- _Problem statement_:
Omit the images, then print each record below exactly as it reads.
----------
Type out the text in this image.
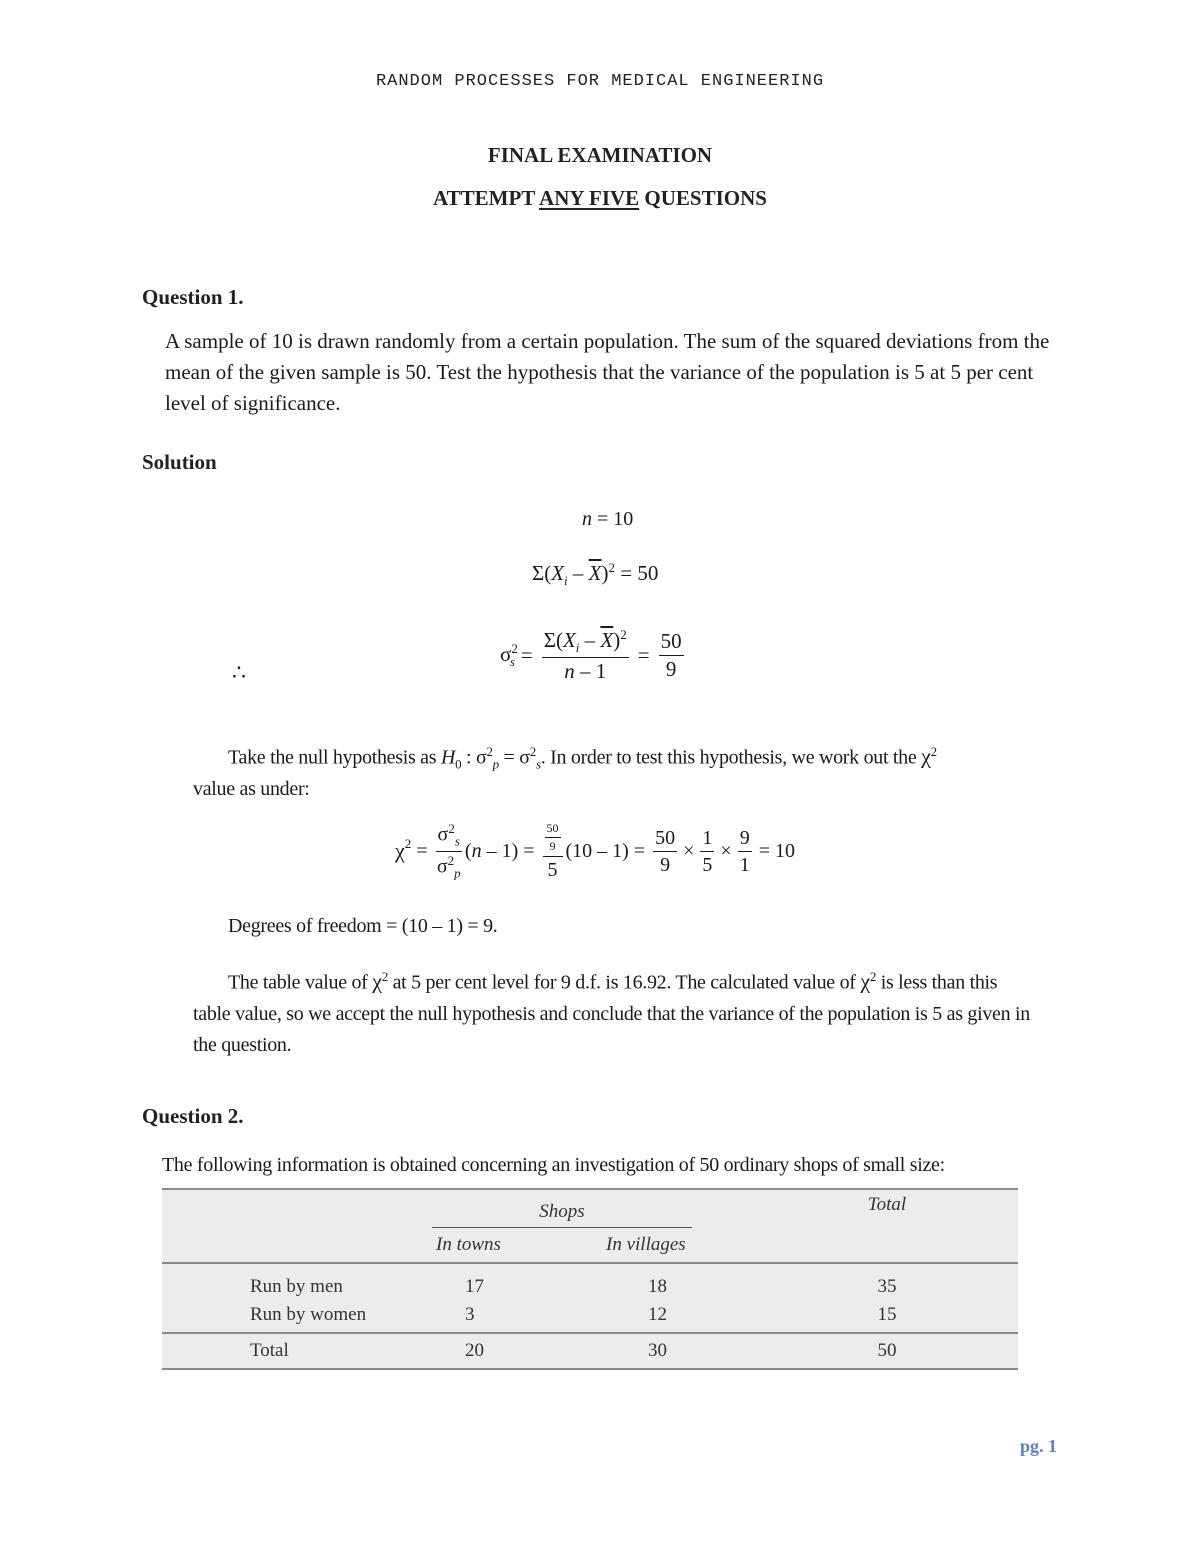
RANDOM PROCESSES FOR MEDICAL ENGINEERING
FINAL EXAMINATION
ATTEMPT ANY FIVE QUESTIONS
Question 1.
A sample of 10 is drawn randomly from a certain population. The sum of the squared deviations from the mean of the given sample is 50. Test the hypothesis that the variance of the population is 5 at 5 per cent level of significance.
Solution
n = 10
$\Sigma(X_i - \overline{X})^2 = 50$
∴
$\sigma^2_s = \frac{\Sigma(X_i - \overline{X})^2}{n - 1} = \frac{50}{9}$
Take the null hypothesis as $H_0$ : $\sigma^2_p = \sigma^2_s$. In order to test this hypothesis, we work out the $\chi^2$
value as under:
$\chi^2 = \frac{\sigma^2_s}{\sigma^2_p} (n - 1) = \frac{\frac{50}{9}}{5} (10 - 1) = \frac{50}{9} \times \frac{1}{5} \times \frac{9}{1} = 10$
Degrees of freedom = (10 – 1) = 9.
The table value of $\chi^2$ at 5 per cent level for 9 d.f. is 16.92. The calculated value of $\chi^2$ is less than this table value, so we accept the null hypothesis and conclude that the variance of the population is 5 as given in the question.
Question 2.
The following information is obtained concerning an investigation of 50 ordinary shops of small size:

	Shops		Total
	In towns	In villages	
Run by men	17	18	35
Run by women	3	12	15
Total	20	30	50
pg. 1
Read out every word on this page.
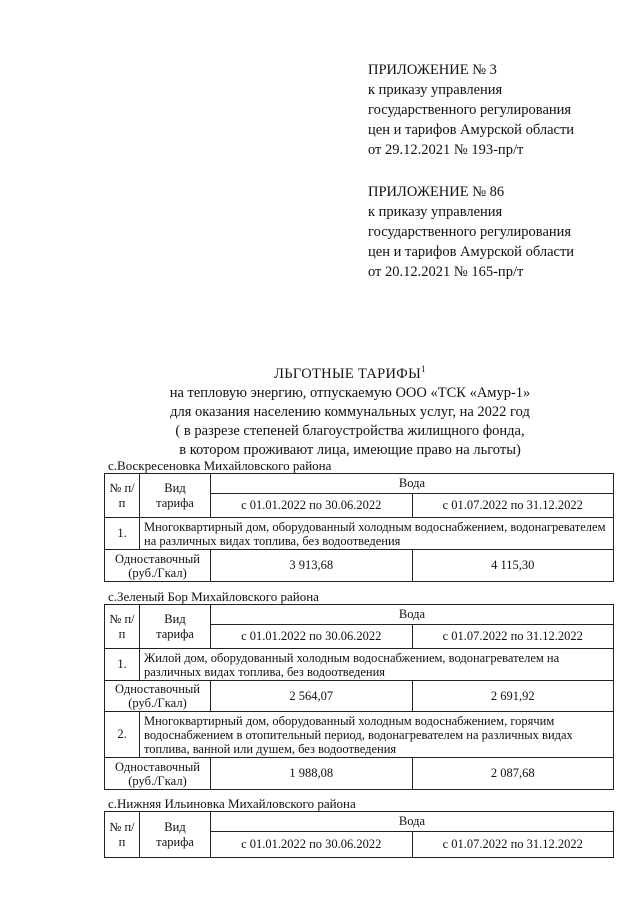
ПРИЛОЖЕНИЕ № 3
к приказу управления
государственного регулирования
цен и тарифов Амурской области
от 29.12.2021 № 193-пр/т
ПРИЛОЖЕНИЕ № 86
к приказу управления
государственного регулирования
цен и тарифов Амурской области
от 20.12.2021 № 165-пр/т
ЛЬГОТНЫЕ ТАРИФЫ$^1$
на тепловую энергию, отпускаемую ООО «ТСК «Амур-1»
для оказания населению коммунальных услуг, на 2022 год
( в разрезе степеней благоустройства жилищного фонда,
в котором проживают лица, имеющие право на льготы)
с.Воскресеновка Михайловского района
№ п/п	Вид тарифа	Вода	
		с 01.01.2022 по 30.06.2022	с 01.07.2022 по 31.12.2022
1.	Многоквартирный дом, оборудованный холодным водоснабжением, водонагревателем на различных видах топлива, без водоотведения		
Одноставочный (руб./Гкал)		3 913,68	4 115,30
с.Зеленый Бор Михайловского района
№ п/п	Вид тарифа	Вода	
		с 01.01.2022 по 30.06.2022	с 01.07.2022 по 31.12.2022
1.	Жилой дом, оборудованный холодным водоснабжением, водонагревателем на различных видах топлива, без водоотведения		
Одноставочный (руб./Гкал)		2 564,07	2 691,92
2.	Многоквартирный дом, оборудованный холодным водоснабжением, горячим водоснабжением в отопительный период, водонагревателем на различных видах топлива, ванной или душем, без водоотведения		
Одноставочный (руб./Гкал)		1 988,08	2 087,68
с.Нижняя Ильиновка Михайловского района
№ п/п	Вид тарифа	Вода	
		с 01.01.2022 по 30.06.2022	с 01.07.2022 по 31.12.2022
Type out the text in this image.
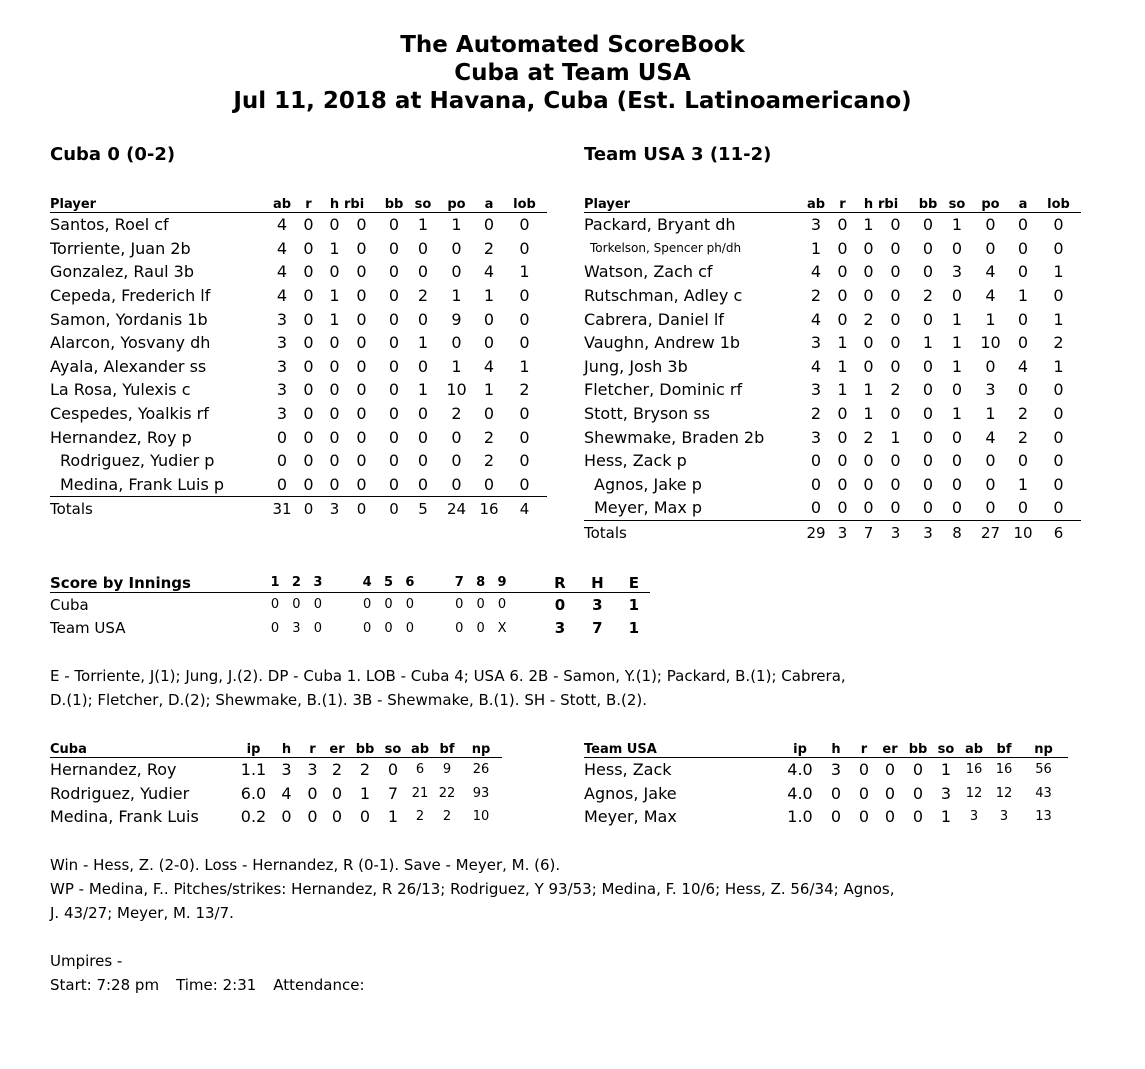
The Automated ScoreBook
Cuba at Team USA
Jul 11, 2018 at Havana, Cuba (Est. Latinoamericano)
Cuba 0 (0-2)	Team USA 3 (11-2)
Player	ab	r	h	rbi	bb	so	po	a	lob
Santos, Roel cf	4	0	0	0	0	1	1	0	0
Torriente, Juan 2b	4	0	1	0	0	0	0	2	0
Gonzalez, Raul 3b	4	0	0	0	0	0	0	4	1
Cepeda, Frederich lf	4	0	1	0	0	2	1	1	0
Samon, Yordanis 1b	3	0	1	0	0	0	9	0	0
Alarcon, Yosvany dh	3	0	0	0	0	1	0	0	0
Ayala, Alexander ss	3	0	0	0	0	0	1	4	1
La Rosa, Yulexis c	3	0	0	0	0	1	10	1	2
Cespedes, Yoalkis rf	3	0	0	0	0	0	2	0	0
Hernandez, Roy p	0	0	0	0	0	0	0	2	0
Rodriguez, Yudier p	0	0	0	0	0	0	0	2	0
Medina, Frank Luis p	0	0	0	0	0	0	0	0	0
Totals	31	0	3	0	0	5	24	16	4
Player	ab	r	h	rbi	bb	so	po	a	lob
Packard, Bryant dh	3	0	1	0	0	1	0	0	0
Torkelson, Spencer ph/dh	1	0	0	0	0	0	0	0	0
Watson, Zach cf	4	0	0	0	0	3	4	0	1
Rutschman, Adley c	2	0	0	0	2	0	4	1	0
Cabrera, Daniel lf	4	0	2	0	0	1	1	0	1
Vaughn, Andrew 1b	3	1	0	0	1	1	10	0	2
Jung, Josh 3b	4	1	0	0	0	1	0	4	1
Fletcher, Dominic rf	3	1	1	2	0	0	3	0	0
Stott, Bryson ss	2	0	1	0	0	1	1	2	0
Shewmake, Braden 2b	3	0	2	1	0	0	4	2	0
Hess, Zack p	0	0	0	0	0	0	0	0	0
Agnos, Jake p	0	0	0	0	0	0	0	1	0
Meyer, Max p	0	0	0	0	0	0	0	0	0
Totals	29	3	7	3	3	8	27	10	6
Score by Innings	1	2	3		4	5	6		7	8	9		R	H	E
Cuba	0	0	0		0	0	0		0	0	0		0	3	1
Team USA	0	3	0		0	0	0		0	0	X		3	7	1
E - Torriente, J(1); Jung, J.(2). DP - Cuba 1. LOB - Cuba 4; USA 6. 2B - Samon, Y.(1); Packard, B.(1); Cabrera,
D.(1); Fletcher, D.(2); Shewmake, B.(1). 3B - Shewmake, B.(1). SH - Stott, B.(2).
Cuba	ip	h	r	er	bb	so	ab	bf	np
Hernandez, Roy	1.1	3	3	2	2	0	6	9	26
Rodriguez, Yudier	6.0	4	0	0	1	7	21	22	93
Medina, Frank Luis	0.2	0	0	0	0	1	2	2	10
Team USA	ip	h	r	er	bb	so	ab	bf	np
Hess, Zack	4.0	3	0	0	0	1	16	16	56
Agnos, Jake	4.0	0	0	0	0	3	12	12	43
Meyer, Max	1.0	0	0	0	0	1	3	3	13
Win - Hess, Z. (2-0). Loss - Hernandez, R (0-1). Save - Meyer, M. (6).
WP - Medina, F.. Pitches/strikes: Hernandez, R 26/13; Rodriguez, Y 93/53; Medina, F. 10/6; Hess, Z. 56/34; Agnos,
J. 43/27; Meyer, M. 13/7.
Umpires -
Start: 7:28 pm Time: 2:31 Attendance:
----------
- _Solution to the problem_:
Type out the text in this image.
RANDOM PROCESSES FOR MEDICAL ENGINEERING
FINAL EXAMINATION
ATTEMPT ANY FIVE QUESTIONS
Question 1.
A sample of 10 is drawn randomly from a certain population. The sum of the squared deviations from the mean of the given sample is 50. Test the hypothesis that the variance of the population is 5 at 5 per cent level of significance.
Solution
n = 10
$\Sigma(X_i - \overline{X})^2 = 50$
∴
$\sigma^2_s = \frac{\Sigma(X_i - \overline{X})^2}{n - 1} = \frac{50}{9}$
Take the null hypothesis as $H_0$ : $\sigma^2_p = \sigma^2_s$. In order to test this hypothesis, we work out the $\chi^2$
value as under:
$\chi^2 = \frac{\sigma^2_s}{\sigma^2_p} (n - 1) = \frac{\frac{50}{9}}{5} (10 - 1) = \frac{50}{9} \times \frac{1}{5} \times \frac{9}{1} = 10$
Degrees of freedom = (10 – 1) = 9.
The table value of $\chi^2$ at 5 per cent level for 9 d.f. is 16.92. The calculated value of $\chi^2$ is less than this table value, so we accept the null hypothesis and conclude that the variance of the population is 5 as given in the question.
Question 2.
The following information is obtained concerning an investigation of 50 ordinary shops of small size:

	Shops		Total
	In towns	In villages	
Run by men	17	18	35
Run by women	3	12	15
Total	20	30	50
pg. 1
Read out every word on this page.
ПРИЛОЖЕНИЕ № 3
к приказу управления
государственного регулирования
цен и тарифов Амурской области
от 29.12.2021 № 193-пр/т
ПРИЛОЖЕНИЕ № 86
к приказу управления
государственного регулирования
цен и тарифов Амурской области
от 20.12.2021 № 165-пр/т
ЛЬГОТНЫЕ ТАРИФЫ$^1$
на тепловую энергию, отпускаемую ООО «ТСК «Амур-1»
для оказания населению коммунальных услуг, на 2022 год
( в разрезе степеней благоустройства жилищного фонда,
в котором проживают лица, имеющие право на льготы)
с.Воскресеновка Михайловского района
№ п/п	Вид тарифа	Вода	
		с 01.01.2022 по 30.06.2022	с 01.07.2022 по 31.12.2022
1.	Многоквартирный дом, оборудованный холодным водоснабжением, водонагревателем на различных видах топлива, без водоотведения		
Одноставочный (руб./Гкал)		3 913,68	4 115,30
с.Зеленый Бор Михайловского района
№ п/п	Вид тарифа	Вода	
		с 01.01.2022 по 30.06.2022	с 01.07.2022 по 31.12.2022
1.	Жилой дом, оборудованный холодным водоснабжением, водонагревателем на различных видах топлива, без водоотведения		
Одноставочный (руб./Гкал)		2 564,07	2 691,92
2.	Многоквартирный дом, оборудованный холодным водоснабжением, горячим водоснабжением в отопительный период, водонагревателем на различных видах топлива, ванной или душем, без водоотведения		
Одноставочный (руб./Гкал)		1 988,08	2 087,68
с.Нижняя Ильиновка Михайловского района
№ п/п	Вид тарифа	Вода	
		с 01.01.2022 по 30.06.2022	с 01.07.2022 по 31.12.2022
Type out the text in this image.
The Automated ScoreBook
Cuba at Team USA
Jul 11, 2018 at Havana, Cuba (Est. Latinoamericano)
Cuba 0 (0-2)	Team USA 3 (11-2)
Player	ab	r	h	rbi	bb	so	po	a	lob
Santos, Roel cf	4	0	0	0	0	1	1	0	0
Torriente, Juan 2b	4	0	1	0	0	0	0	2	0
Gonzalez, Raul 3b	4	0	0	0	0	0	0	4	1
Cepeda, Frederich lf	4	0	1	0	0	2	1	1	0
Samon, Yordanis 1b	3	0	1	0	0	0	9	0	0
Alarcon, Yosvany dh	3	0	0	0	0	1	0	0	0
Ayala, Alexander ss	3	0	0	0	0	0	1	4	1
La Rosa, Yulexis c	3	0	0	0	0	1	10	1	2
Cespedes, Yoalkis rf	3	0	0	0	0	0	2	0	0
Hernandez, Roy p	0	0	0	0	0	0	0	2	0
Rodriguez, Yudier p	0	0	0	0	0	0	0	2	0
Medina, Frank Luis p	0	0	0	0	0	0	0	0	0
Totals	31	0	3	0	0	5	24	16	4
Player	ab	r	h	rbi	bb	so	po	a	lob
Packard, Bryant dh	3	0	1	0	0	1	0	0	0
Torkelson, Spencer ph/dh	1	0	0	0	0	0	0	0	0
Watson, Zach cf	4	0	0	0	0	3	4	0	1
Rutschman, Adley c	2	0	0	0	2	0	4	1	0
Cabrera, Daniel lf	4	0	2	0	0	1	1	0	1
Vaughn, Andrew 1b	3	1	0	0	1	1	10	0	2
Jung, Josh 3b	4	1	0	0	0	1	0	4	1
Fletcher, Dominic rf	3	1	1	2	0	0	3	0	0
Stott, Bryson ss	2	0	1	0	0	1	1	2	0
Shewmake, Braden 2b	3	0	2	1	0	0	4	2	0
Hess, Zack p	0	0	0	0	0	0	0	0	0
Agnos, Jake p	0	0	0	0	0	0	0	1	0
Meyer, Max p	0	0	0	0	0	0	0	0	0
Totals	29	3	7	3	3	8	27	10	6
Score by Innings	1	2	3		4	5	6		7	8	9		R	H	E
Cuba	0	0	0		0	0	0		0	0	0		0	3	1
Team USA	0	3	0		0	0	0		0	0	X		3	7	1
E - Torriente, J(1); Jung, J.(2). DP - Cuba 1. LOB - Cuba 4; USA 6. 2B - Samon, Y.(1); Packard, B.(1); Cabrera,
D.(1); Fletcher, D.(2); Shewmake, B.(1). 3B - Shewmake, B.(1). SH - Stott, B.(2).
Cuba	ip	h	r	er	bb	so	ab	bf	np
Hernandez, Roy	1.1	3	3	2	2	0	6	9	26
Rodriguez, Yudier	6.0	4	0	0	1	7	21	22	93
Medina, Frank Luis	0.2	0	0	0	0	1	2	2	10
Team USA	ip	h	r	er	bb	so	ab	bf	np
Hess, Zack	4.0	3	0	0	0	1	16	16	56
Agnos, Jake	4.0	0	0	0	0	3	12	12	43
Meyer, Max	1.0	0	0	0	0	1	3	3	13
Win - Hess, Z. (2-0). Loss - Hernandez, R (0-1). Save - Meyer, M. (6).
WP - Medina, F.. Pitches/strikes: Hernandez, R 26/13; Rodriguez, Y 93/53; Medina, F. 10/6; Hess, Z. 56/34; Agnos,
J. 43/27; Meyer, M. 13/7.
Umpires -
Start: 7:28 pm Time: 2:31 Attendance:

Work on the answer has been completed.